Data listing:
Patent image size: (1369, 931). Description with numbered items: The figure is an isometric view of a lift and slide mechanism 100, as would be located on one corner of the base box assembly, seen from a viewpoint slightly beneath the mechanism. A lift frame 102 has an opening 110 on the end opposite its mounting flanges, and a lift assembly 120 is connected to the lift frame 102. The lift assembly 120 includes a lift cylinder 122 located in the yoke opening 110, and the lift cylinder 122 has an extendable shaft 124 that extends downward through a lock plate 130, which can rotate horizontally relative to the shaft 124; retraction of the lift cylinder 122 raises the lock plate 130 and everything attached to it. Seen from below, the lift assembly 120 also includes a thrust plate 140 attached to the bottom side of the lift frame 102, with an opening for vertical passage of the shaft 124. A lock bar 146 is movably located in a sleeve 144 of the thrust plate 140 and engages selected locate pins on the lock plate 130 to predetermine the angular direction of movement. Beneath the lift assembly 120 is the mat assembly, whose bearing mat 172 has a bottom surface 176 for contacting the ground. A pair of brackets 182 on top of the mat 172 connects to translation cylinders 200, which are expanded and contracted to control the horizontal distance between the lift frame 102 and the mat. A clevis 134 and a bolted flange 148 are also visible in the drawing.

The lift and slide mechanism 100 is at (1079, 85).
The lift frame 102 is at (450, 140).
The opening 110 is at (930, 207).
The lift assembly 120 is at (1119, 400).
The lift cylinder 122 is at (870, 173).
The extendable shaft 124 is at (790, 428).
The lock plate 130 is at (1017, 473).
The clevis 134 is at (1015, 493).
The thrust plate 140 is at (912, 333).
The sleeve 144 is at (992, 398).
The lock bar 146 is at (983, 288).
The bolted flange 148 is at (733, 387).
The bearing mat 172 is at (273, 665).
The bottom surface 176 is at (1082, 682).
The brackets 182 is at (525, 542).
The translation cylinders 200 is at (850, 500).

• **PROBLEM**
Rewrite the data listing with "isometric view" replaced by "perspective view" and everything else left unchanged.

• **FINAL ANSWER**
Patent image size: (1369, 931). Description with numbered items: The figure is an perspective view of a lift and slide mechanism 100, as would be located on one corner of the base box assembly, seen from a viewpoint slightly beneath the mechanism. A lift frame 102 has an opening 110 on the end opposite its mounting flanges, and a lift assembly 120 is connected to the lift frame 102. The lift assembly 120 includes a lift cylinder 122 located in the yoke opening 110, and the lift cylinder 122 has an extendable shaft 124 that extends downward through a lock plate 130, which can rotate horizontally relative to the shaft 124; retraction of the lift cylinder 122 raises the lock plate 130 and everything attached to it. Seen from below, the lift assembly 120 also includes a thrust plate 140 attached to the bottom side of the lift frame 102, with an opening for vertical passage of the shaft 124. A lock bar 146 is movably located in a sleeve 144 of the thrust plate 140 and engages selected locate pins on the lock plate 130 to predetermine the angular direction of movement. Beneath the lift assembly 120 is the mat assembly, whose bearing mat 172 has a bottom surface 176 for contacting the ground. A pair of brackets 182 on top of the mat 172 connects to translation cylinders 200, which are expanded and contracted to control the horizontal distance between the lift frame 102 and the mat. A clevis 134 and a bolted flange 148 are also visible in the drawing.

The lift and slide mechanism 100 is at (1079, 85).
The lift frame 102 is at (450, 140).
The opening 110 is at (930, 207).
The lift assembly 120 is at (1119, 400).
The lift cylinder 122 is at (870, 173).
The extendable shaft 124 is at (790, 428).
The lock plate 130 is at (1017, 473).
The clevis 134 is at (1015, 493).
The thrust plate 140 is at (912, 333).
The sleeve 144 is at (992, 398).
The lock bar 146 is at (983, 288).
The bolted flange 148 is at (733, 387).
The bearing mat 172 is at (273, 665).
The bottom surface 176 is at (1082, 682).
The brackets 182 is at (525, 542).
The translation cylinders 200 is at (850, 500).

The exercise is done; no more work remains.